[Records of document pages and text]
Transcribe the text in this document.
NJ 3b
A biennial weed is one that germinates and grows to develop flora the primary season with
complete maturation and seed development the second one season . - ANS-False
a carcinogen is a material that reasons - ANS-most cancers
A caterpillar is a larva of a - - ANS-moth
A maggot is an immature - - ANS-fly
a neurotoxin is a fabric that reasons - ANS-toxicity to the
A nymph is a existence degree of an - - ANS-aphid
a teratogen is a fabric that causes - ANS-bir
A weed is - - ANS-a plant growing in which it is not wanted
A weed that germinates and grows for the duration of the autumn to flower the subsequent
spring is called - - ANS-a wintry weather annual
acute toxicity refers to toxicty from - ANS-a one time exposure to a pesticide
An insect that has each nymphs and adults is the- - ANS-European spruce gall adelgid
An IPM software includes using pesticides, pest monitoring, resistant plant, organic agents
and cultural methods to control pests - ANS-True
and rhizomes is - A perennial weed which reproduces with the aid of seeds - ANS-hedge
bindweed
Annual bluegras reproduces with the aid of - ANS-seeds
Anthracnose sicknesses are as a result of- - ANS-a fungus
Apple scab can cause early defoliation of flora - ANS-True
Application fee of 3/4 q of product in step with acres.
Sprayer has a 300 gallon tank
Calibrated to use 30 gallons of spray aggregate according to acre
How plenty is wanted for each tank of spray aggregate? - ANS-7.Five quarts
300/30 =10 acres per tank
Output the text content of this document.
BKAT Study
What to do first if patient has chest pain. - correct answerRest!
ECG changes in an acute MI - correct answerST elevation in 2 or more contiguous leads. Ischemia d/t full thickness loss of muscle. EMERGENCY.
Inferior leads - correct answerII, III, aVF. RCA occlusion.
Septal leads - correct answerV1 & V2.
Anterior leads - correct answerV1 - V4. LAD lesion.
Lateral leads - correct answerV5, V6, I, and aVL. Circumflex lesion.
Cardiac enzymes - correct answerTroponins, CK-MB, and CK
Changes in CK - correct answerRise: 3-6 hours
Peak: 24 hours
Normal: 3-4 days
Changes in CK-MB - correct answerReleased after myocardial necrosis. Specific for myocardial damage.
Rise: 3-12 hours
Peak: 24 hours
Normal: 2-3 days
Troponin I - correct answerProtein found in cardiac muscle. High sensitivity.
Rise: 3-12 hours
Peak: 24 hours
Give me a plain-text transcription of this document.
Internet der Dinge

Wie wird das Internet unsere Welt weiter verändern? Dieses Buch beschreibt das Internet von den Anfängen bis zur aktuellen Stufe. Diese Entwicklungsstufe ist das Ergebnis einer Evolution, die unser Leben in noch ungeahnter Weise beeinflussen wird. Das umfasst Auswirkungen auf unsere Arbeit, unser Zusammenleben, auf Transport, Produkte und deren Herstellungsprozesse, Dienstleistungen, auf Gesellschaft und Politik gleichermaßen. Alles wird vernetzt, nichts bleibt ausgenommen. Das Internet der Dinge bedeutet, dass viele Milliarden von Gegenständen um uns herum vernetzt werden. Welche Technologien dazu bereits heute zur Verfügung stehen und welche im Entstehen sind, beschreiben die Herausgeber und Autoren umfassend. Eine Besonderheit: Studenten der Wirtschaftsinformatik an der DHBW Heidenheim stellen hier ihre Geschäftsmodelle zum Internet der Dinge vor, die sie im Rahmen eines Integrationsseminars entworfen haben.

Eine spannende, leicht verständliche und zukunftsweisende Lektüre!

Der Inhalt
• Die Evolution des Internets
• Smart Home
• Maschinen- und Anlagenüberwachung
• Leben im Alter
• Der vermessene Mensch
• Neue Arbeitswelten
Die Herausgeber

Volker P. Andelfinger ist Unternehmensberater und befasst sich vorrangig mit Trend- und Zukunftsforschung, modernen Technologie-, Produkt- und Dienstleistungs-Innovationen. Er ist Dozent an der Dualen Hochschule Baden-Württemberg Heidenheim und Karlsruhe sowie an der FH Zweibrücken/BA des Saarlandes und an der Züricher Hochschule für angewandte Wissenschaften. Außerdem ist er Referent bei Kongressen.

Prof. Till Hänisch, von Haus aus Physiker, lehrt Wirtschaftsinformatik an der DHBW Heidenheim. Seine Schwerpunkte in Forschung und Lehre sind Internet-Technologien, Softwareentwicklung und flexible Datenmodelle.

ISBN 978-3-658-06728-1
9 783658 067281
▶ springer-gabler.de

**The problem**
Type out the records again exactly, line for line.

**Solution for this task**
Transcribe the text in this document.
NJ 3b
A biennial weed is one that germinates and grows to develop flora the primary season with
complete maturation and seed development the second one season . - ANS-False
a carcinogen is a material that reasons - ANS-most cancers
A caterpillar is a larva of a - - ANS-moth
A maggot is an immature - - ANS-fly
a neurotoxin is a fabric that reasons - ANS-toxicity to the
A nymph is a existence degree of an - - ANS-aphid
a teratogen is a fabric that causes - ANS-bir
A weed is - - ANS-a plant growing in which it is not wanted
A weed that germinates and grows for the duration of the autumn to flower the subsequent
spring is called - - ANS-a wintry weather annual
acute toxicity refers to toxicty from - ANS-a one time exposure to a pesticide
An insect that has each nymphs and adults is the- - ANS-European spruce gall adelgid
An IPM software includes using pesticides, pest monitoring, resistant plant, organic agents
and cultural methods to control pests - ANS-True
and rhizomes is - A perennial weed which reproduces with the aid of seeds - ANS-hedge
bindweed
Annual bluegras reproduces with the aid of - ANS-seeds
Anthracnose sicknesses are as a result of- - ANS-a fungus
Apple scab can cause early defoliation of flora - ANS-True
Application fee of 3/4 q of product in step with acres.
Sprayer has a 300 gallon tank
Calibrated to use 30 gallons of spray aggregate according to acre
How plenty is wanted for each tank of spray aggregate? - ANS-7.Five quarts
300/30 =10 acres per tank
Output the text content of this document.
BKAT Study
What to do first if patient has chest pain. - correct answerRest!
ECG changes in an acute MI - correct answerST elevation in 2 or more contiguous leads. Ischemia d/t full thickness loss of muscle. EMERGENCY.
Inferior leads - correct answerII, III, aVF. RCA occlusion.
Septal leads - correct answerV1 & V2.
Anterior leads - correct answerV1 - V4. LAD lesion.
Lateral leads - correct answerV5, V6, I, and aVL. Circumflex lesion.
Cardiac enzymes - correct answerTroponins, CK-MB, and CK
Changes in CK - correct answerRise: 3-6 hours
Peak: 24 hours
Normal: 3-4 days
Changes in CK-MB - correct answerReleased after myocardial necrosis. Specific for myocardial damage.
Rise: 3-12 hours
Peak: 24 hours
Normal: 2-3 days
Troponin I - correct answerProtein found in cardiac muscle. High sensitivity.
Rise: 3-12 hours
Peak: 24 hours
Give me a plain-text transcription of this document.
Internet der Dinge

Wie wird das Internet unsere Welt weiter verändern? Dieses Buch beschreibt das Internet von den Anfängen bis zur aktuellen Stufe. Diese Entwicklungsstufe ist das Ergebnis einer Evolution, die unser Leben in noch ungeahnter Weise beeinflussen wird. Das umfasst Auswirkungen auf unsere Arbeit, unser Zusammenleben, auf Transport, Produkte und deren Herstellungsprozesse, Dienstleistungen, auf Gesellschaft und Politik gleichermaßen. Alles wird vernetzt, nichts bleibt ausgenommen. Das Internet der Dinge bedeutet, dass viele Milliarden von Gegenständen um uns herum vernetzt werden. Welche Technologien dazu bereits heute zur Verfügung stehen und welche im Entstehen sind, beschreiben die Herausgeber und Autoren umfassend. Eine Besonderheit: Studenten der Wirtschaftsinformatik an der DHBW Heidenheim stellen hier ihre Geschäftsmodelle zum Internet der Dinge vor, die sie im Rahmen eines Integrationsseminars entworfen haben.

Eine spannende, leicht verständliche und zukunftsweisende Lektüre!

Der Inhalt
• Die Evolution des Internets
• Smart Home
• Maschinen- und Anlagenüberwachung
• Leben im Alter
• Der vermessene Mensch
• Neue Arbeitswelten
Die Herausgeber

Volker P. Andelfinger ist Unternehmensberater und befasst sich vorrangig mit Trend- und Zukunftsforschung, modernen Technologie-, Produkt- und Dienstleistungs-Innovationen. Er ist Dozent an der Dualen Hochschule Baden-Württemberg Heidenheim und Karlsruhe sowie an der FH Zweibrücken/BA des Saarlandes und an der Züricher Hochschule für angewandte Wissenschaften. Außerdem ist er Referent bei Kongressen.

Prof. Till Hänisch, von Haus aus Physiker, lehrt Wirtschaftsinformatik an der DHBW Heidenheim. Seine Schwerpunkte in Forschung und Lehre sind Internet-Technologien, Softwareentwicklung und flexible Datenmodelle.

ISBN 978-3-658-06728-1
9 783658 067281
▶ springer-gabler.de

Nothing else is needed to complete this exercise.